> BLOQUE DE TEXTO:
● ● ● ● ● ● ●

¡Termine la wea! Disculpen la vulgaridad e idiosincrasia chilena, pero que puedo decir si por fin el plazo se cumplió y tuve que enfrentar a mi comisión evaluadora y dar mi examen de grado. Con el corazón roto y maltrecho por un cariño malo, con el duelo a cuestas por la perdida de mi abuelo, con las deudas hasta el cogote por la línea de crédito y con la preocupación por perder la chequera, resumiendo para variar en condiciones extremas como siempre y con tres horas de sueño en el cuerpo sin haber comido nada; me encontré dibujada frente al reflector (como en la canción de REM), sin previo ensayo sólo una que otra frase mental dando vuelta y me tire!!
Algo tembleque al principio e hilando frases ya repetidas en mi mente por meses di mi presentación, explique lo necesario para no ser aburrida lo intente y me sostuve de pie. No obstante, ante la ronda de preguntas sentí como el peso de estos últimos días caía sobre mi; debilitada hasta los huesos por el cansancio y con un sentimiento de desprotección atroz y la vulnerabilidad a flor de piel. La primera pregunta fue a MATAR, iba con mala intención y con un dejo de soberbia excesiva del interlocutor era como si la hubiera hecho para hacerme tropezar o humillarme, yo ante mi sorpresa y temor vacile por unos segundos ante la mirada atónita del único rostro gentil de la sala (mi amiga) Y fue en ese momento en que sentí la mala onda en que me dio toda la tonterytt y como siempre sentí la “afrenta” el “ardid”, el guante blanco que pego en mi mejilla y me despertó… De ahí en adelante todo cambio y como gata de espalda, me defendí ante cada cuestionamiento ponzoñoso con un aire sereno y de impavidez total respondí cada pregunta moderada e implacablemente, no parecía yo…jajaja
Después vino la espera al veredicto, el frío entre los pasillos el nerviosismo típico, la suerte ya estaba echada... Gracias a Dios todo fue suficiente y con un mezquino cinco logré vencer la burocracia de la Escuela de Diseño y cumplir con el requisito de superar las expectativas y generar un muy buen proyecto que mereciera el título de “Diseñador”.

● ● ● ● ● ● ●

> DATOS EXTRAÍDOS:

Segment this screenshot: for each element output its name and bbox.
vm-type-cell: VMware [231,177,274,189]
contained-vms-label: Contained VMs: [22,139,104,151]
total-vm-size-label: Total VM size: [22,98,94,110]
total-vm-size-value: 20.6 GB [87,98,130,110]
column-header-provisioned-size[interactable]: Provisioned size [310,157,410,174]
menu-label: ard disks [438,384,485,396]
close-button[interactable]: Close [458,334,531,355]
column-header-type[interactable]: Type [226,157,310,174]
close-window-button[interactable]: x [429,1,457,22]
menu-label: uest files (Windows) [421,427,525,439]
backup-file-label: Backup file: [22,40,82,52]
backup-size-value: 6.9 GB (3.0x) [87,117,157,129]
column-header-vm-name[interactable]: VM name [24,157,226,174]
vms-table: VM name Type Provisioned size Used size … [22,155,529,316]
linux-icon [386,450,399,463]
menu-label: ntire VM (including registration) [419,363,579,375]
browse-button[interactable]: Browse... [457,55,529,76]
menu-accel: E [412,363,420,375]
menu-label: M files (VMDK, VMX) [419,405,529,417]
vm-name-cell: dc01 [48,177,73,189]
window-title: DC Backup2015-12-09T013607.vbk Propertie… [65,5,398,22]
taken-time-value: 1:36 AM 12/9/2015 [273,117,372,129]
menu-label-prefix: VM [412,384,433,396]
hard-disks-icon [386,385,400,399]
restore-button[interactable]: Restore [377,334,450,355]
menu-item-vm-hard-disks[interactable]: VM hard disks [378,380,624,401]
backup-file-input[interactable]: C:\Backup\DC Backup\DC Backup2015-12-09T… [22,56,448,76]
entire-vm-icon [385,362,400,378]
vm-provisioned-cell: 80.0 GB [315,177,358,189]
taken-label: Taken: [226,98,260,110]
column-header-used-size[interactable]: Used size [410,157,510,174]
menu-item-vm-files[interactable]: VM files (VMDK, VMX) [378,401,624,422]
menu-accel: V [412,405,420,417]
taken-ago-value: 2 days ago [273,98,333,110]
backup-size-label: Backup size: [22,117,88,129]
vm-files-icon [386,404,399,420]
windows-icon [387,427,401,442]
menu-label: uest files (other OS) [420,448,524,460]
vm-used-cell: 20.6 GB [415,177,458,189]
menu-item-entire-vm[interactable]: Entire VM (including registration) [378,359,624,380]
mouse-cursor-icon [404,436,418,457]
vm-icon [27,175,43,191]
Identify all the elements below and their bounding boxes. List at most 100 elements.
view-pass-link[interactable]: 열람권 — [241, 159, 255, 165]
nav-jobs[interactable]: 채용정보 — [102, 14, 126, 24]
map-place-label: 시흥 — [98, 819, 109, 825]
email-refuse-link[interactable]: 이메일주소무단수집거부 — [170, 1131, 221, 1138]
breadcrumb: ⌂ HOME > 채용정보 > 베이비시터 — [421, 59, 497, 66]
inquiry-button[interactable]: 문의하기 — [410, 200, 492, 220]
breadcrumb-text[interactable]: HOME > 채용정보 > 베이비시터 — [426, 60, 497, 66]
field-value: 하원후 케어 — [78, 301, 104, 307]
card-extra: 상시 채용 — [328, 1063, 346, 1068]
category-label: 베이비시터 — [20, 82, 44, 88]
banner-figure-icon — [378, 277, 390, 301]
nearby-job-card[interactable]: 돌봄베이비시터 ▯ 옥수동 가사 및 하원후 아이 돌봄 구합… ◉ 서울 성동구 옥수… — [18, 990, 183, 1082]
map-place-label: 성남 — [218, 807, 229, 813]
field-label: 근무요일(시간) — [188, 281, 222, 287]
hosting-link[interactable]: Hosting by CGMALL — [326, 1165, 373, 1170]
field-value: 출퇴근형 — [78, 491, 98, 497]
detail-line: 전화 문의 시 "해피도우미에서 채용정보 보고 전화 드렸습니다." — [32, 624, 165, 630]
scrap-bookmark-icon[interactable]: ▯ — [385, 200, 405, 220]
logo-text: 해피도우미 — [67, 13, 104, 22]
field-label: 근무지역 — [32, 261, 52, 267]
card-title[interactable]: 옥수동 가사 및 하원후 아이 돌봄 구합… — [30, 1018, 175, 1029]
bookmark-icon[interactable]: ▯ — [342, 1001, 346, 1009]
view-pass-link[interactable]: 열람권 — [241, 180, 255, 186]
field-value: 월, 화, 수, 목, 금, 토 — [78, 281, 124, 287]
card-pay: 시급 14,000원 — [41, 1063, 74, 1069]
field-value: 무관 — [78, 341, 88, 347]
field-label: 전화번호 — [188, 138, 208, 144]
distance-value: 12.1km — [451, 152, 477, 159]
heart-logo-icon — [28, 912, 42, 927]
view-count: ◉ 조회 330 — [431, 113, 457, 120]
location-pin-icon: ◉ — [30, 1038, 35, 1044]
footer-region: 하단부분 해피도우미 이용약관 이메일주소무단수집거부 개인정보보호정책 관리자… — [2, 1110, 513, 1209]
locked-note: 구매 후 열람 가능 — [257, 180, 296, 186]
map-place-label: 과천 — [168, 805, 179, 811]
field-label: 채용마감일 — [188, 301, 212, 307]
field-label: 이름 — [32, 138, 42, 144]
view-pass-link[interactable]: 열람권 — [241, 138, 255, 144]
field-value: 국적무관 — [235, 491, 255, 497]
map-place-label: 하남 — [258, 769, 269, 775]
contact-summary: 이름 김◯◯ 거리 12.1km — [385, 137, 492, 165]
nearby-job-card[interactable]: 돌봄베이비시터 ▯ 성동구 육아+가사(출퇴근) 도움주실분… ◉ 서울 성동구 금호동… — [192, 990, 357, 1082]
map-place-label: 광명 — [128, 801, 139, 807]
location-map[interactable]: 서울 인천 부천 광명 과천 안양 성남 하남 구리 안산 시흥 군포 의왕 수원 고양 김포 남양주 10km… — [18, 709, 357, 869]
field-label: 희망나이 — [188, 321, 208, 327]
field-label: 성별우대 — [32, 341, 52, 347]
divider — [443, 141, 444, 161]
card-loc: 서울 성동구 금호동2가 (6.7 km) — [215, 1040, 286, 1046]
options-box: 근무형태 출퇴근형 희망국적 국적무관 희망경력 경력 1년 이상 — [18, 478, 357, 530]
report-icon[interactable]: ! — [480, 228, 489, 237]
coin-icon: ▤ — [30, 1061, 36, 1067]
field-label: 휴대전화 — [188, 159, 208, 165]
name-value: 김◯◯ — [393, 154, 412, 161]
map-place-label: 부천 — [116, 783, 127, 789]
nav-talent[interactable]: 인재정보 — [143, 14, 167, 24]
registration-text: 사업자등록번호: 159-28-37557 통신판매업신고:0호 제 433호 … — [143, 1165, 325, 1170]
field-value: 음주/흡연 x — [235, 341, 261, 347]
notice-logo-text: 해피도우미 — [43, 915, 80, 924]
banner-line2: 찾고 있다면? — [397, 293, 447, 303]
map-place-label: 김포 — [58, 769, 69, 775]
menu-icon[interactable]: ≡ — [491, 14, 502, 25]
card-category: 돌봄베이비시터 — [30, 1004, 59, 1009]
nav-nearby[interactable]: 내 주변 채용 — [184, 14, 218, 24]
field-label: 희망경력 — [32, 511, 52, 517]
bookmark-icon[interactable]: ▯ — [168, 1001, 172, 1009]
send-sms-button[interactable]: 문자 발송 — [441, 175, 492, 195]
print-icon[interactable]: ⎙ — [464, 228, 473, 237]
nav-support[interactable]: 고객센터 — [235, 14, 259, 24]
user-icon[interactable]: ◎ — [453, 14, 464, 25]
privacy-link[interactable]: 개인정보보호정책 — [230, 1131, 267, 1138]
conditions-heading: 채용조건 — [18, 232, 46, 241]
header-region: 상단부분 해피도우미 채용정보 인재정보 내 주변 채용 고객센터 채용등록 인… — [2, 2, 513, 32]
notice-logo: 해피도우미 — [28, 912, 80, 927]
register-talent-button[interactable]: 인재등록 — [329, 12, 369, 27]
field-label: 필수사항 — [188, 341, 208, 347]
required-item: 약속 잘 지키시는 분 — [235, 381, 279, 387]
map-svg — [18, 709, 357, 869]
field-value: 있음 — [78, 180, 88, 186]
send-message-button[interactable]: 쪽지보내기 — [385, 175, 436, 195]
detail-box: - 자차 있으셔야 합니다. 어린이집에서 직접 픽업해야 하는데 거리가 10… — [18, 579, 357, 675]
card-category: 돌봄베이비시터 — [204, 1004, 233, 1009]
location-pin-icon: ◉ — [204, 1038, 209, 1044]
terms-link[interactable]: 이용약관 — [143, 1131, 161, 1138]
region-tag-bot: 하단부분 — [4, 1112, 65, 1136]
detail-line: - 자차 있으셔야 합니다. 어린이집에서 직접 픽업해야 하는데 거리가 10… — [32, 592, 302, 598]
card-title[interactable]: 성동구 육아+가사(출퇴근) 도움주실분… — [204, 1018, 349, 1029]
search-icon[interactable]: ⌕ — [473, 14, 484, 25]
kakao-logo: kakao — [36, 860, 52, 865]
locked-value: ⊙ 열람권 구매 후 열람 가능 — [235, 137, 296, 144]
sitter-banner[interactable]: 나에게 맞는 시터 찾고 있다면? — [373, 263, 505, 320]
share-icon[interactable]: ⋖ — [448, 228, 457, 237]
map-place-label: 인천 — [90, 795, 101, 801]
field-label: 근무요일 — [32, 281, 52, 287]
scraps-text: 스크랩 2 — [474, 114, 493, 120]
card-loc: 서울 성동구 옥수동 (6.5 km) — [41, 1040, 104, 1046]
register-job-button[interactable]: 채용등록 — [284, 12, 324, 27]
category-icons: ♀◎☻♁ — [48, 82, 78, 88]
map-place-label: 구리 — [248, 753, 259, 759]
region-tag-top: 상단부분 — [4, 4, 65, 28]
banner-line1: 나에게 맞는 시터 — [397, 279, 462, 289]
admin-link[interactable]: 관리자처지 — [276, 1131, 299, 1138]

● ● ● ● ● ● ●

> CONSIGNA A:
Responda a partir del texto sobre el examen de grado:
(i) ¿Con cuántas horas de sueño se presentó quien narra ante la comisión evaluadora?
(ii) ¿Quién era el único rostro gentil de la sala?
(iii) ¿Con qué nota logró vencer la burocracia de la Escuela de Diseño?
> CONSIGNA B:
En el texto sobre el examen de grado, enumere las situaciones introducidas por la palabra «con» que aparecen antes de «resumiendo».
> CONSIGNA C:
Retome el texto sobre el examen de grado y continúelo a partir de su última oración.
Los registros no intervienen en esta actividad.

> RESPUESTA A:
(i) Con tres horas de sueño.
(ii) Su amiga.
(iii) Con un cinco.

> RESPUESTA B:
- El corazón roto y maltrecho por un cariño malo.
- El duelo a cuestas por la pérdida de su abuelo.
- Las deudas hasta el cogote por la línea de crédito.
- La preocupación por perder la chequera.

> RESPUESTA C:
No sé ni siquiera si me encuentro como feliz por tal osadía, (pues con semejante profesores si que es un logro salir) sólo sé que logre pagar mi deuda moral con mis padres y con ello mi liberación y la consigna de poder dormir tranquila por las noches sin presiones de terceros y con la convicción de saber que no tengo nada pendiente. A mis padres les queda el sonreir y ser felices a mi costa, pues yo por el momento lo único que deseo es DESCANSAR!!!